Material supplied:
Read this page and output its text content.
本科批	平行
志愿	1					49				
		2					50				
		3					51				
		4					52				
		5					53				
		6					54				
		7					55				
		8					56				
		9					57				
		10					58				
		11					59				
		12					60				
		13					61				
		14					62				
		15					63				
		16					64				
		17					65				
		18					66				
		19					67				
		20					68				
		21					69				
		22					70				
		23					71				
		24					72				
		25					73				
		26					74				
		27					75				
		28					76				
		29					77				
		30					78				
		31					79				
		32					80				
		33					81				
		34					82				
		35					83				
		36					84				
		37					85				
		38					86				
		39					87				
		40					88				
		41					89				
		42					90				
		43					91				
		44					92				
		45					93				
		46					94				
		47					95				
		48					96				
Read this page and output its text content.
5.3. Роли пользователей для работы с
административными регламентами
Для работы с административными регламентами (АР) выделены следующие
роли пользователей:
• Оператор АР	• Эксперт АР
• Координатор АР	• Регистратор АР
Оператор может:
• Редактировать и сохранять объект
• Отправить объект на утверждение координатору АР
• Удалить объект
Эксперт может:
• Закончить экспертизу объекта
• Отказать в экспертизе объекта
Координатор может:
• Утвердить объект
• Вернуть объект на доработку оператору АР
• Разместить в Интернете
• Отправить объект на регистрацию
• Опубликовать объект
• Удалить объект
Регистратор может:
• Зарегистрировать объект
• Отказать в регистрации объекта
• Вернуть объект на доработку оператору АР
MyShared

Required task: Copy all lines in the listing above where the string "пользователей" appears.

Exercise output:
5.3. Роли пользователей для работы с
роли пользователей:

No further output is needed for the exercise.